- Listed records -
'''

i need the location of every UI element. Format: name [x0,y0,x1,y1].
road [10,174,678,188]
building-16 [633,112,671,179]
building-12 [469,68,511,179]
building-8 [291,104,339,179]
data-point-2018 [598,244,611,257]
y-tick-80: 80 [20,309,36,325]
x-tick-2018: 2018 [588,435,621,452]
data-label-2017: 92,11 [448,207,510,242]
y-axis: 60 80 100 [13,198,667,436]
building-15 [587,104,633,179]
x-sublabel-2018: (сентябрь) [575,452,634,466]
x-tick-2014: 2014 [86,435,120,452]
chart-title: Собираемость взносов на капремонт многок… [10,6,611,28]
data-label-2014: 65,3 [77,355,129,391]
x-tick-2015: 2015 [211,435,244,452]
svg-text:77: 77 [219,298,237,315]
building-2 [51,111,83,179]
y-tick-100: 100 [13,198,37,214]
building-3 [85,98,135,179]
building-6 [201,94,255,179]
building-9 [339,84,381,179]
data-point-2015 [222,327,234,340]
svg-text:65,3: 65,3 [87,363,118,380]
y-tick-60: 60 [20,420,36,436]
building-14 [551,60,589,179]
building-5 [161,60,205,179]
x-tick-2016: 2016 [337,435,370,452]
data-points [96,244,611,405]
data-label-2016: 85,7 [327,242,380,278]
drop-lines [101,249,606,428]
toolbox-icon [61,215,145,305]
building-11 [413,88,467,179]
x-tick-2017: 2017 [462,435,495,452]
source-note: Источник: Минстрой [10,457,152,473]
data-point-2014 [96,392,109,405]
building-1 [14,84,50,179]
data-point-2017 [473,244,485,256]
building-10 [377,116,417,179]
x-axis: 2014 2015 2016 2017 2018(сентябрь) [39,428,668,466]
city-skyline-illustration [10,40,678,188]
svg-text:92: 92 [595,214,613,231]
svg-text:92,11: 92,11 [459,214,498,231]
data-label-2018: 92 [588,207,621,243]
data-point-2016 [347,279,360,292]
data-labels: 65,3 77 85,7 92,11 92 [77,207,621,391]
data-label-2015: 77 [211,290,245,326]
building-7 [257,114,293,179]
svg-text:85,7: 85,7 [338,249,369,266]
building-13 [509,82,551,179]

'''

- Task objective -
Can you copy the whole listing above word for word, every line from first to last?

- Finished answer -
i need the location of every UI element. Format: name [x0,y0,x1,y1].
road [10,174,678,188]
building-16 [633,112,671,179]
building-12 [469,68,511,179]
building-8 [291,104,339,179]
data-point-2018 [598,244,611,257]
y-tick-80: 80 [20,309,36,325]
x-tick-2018: 2018 [588,435,621,452]
data-label-2017: 92,11 [448,207,510,242]
y-axis: 60 80 100 [13,198,667,436]
building-15 [587,104,633,179]
x-sublabel-2018: (сентябрь) [575,452,634,466]
x-tick-2014: 2014 [86,435,120,452]
chart-title: Собираемость взносов на капремонт многок… [10,6,611,28]
data-label-2014: 65,3 [77,355,129,391]
x-tick-2015: 2015 [211,435,244,452]
svg-text:77: 77 [219,298,237,315]
building-2 [51,111,83,179]
y-tick-100: 100 [13,198,37,214]
building-3 [85,98,135,179]
building-6 [201,94,255,179]
building-9 [339,84,381,179]
data-point-2015 [222,327,234,340]
svg-text:65,3: 65,3 [87,363,118,380]
y-tick-60: 60 [20,420,36,436]
building-14 [551,60,589,179]
building-5 [161,60,205,179]
x-tick-2016: 2016 [337,435,370,452]
data-points [96,244,611,405]
data-label-2016: 85,7 [327,242,380,278]
drop-lines [101,249,606,428]
toolbox-icon [61,215,145,305]
building-11 [413,88,467,179]
x-tick-2017: 2017 [462,435,495,452]
source-note: Источник: Минстрой [10,457,152,473]
data-point-2014 [96,392,109,405]
building-1 [14,84,50,179]
data-point-2017 [473,244,485,256]
building-10 [377,116,417,179]
x-axis: 2014 2015 2016 2017 2018(сентябрь) [39,428,668,466]
city-skyline-illustration [10,40,678,188]
svg-text:92: 92 [595,214,613,231]
svg-text:92,11: 92,11 [459,214,498,231]
data-label-2018: 92 [588,207,621,243]
data-point-2016 [347,279,360,292]
data-labels: 65,3 77 85,7 92,11 92 [77,207,621,391]
data-label-2015: 77 [211,290,245,326]
building-7 [257,114,293,179]
svg-text:85,7: 85,7 [338,249,369,266]
building-13 [509,82,551,179]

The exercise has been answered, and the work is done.